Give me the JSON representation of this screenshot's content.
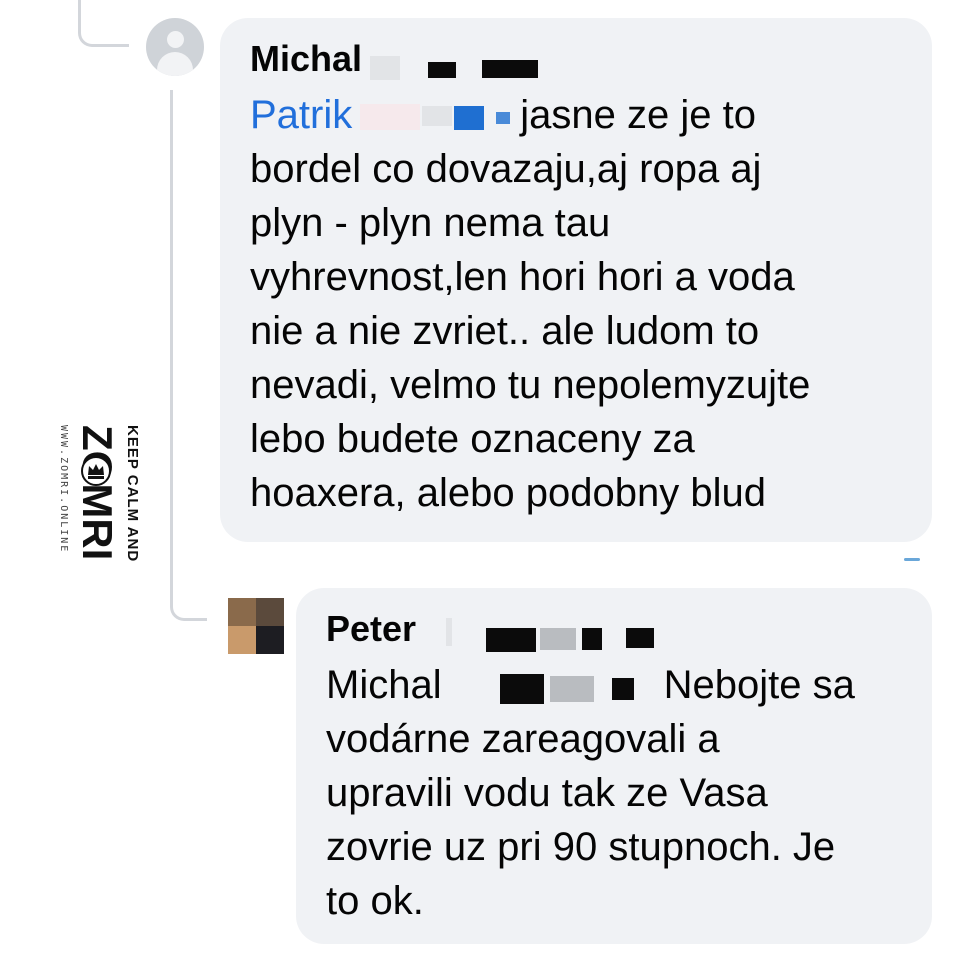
{
  "comments": [
    {
      "author": "Michal",
      "mention": "Patrik",
      "lines": [
        "jasne ze je to",
        "bordel co dovazaju,aj ropa aj",
        "plyn - plyn nema tau",
        "vyhrevnost,len hori hori a voda",
        "nie a nie zvriet.. ale ludom to",
        "nevadi, velmo tu nepolemyzujte",
        "lebo budete oznaceny za",
        "hoaxera, alebo podobny blud"
      ]
    },
    {
      "author": "Peter",
      "mention": "Michal",
      "lines": [
        "Nebojte sa",
        "vodárne zareagovali a",
        "upravili vodu tak ze Vasa",
        "zovrie uz pri 90 stupnoch. Je",
        "to ok."
      ]
    }
  ],
  "watermark": {
    "tagline": "KEEP CALM AND",
    "brand": "ZOMRI",
    "url": "WWW.ZOMRI.ONLINE"
  },
  "icons": {
    "default_avatar": "default-profile-avatar-icon",
    "photo_avatar": "pixelated-profile-photo",
    "crown": "crown-icon"
  },
  "colors": {
    "bubble": "#f0f2f5",
    "mention": "#216fdb",
    "thread_line": "#d3d6db"
  }
}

DIRECTION. Write the listing out a second time exactly, dropping all images.

EXERCISE RESPONSE.
Give me the JSON representation of this screenshot's content.
{
  "comments": [
    {
      "author": "Michal",
      "mention": "Patrik",
      "lines": [
        "jasne ze je to",
        "bordel co dovazaju,aj ropa aj",
        "plyn - plyn nema tau",
        "vyhrevnost,len hori hori a voda",
        "nie a nie zvriet.. ale ludom to",
        "nevadi, velmo tu nepolemyzujte",
        "lebo budete oznaceny za",
        "hoaxera, alebo podobny blud"
      ]
    },
    {
      "author": "Peter",
      "mention": "Michal",
      "lines": [
        "Nebojte sa",
        "vodárne zareagovali a",
        "upravili vodu tak ze Vasa",
        "zovrie uz pri 90 stupnoch. Je",
        "to ok."
      ]
    }
  ],
  "watermark": {
    "tagline": "KEEP CALM AND",
    "brand": "ZOMRI",
    "url": "WWW.ZOMRI.ONLINE"
  },
  "icons": {
    "default_avatar": "default-profile-avatar-icon",
    "photo_avatar": "pixelated-profile-photo",
    "crown": "crown-icon"
  },
  "colors": {
    "bubble": "#f0f2f5",
    "mention": "#216fdb",
    "thread_line": "#d3d6db"
  }
}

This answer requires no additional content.